**Stated problem:** Do any lines in the data below contain "Growth"? If so, copy every one of them.
-- BEGIN Data in this exercise --
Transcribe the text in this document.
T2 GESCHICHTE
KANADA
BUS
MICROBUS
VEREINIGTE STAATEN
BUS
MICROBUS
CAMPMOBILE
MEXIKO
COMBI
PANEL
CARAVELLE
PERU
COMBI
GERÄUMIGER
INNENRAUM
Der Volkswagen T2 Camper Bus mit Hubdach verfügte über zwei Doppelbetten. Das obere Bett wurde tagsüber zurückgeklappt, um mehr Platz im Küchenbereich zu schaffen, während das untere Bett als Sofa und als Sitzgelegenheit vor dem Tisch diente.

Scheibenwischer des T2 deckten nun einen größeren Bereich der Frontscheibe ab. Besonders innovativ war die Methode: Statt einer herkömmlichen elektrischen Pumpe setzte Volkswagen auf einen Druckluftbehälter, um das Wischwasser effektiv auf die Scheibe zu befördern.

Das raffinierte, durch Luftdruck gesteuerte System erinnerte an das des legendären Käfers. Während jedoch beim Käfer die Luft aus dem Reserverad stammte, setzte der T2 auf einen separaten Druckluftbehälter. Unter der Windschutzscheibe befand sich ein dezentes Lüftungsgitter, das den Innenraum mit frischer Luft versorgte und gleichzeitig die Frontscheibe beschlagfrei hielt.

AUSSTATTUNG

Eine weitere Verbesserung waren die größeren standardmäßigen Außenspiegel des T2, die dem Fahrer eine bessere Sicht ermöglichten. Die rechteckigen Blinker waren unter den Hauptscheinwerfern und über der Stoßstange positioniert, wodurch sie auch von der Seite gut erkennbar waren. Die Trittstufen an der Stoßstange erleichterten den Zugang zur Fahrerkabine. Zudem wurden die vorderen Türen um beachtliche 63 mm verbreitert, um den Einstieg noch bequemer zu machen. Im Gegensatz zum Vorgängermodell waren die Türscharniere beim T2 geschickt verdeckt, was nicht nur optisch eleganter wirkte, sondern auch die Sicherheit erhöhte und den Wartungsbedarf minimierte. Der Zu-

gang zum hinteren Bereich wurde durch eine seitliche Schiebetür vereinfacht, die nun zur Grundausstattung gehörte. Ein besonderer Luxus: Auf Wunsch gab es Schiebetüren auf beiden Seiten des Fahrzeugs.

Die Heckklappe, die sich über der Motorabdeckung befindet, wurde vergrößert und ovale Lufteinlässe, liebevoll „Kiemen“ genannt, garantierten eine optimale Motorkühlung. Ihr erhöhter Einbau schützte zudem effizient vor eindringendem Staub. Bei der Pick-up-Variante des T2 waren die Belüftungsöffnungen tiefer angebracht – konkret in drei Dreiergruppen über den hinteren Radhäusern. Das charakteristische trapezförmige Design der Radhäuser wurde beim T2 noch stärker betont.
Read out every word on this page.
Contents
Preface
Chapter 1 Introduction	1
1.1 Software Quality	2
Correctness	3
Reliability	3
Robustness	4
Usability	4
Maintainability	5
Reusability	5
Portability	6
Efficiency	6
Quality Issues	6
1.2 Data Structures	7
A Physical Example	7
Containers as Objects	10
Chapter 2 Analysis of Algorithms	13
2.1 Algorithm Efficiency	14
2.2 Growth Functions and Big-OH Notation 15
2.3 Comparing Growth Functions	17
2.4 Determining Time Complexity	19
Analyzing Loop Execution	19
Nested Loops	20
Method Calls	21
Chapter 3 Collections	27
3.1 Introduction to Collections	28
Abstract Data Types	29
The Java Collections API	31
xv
-- END Data in this exercise --
**Result for this exercise:**
2.2 Growth Functions and Big-OH Notation 15
2.3 Comparing Growth Functions	17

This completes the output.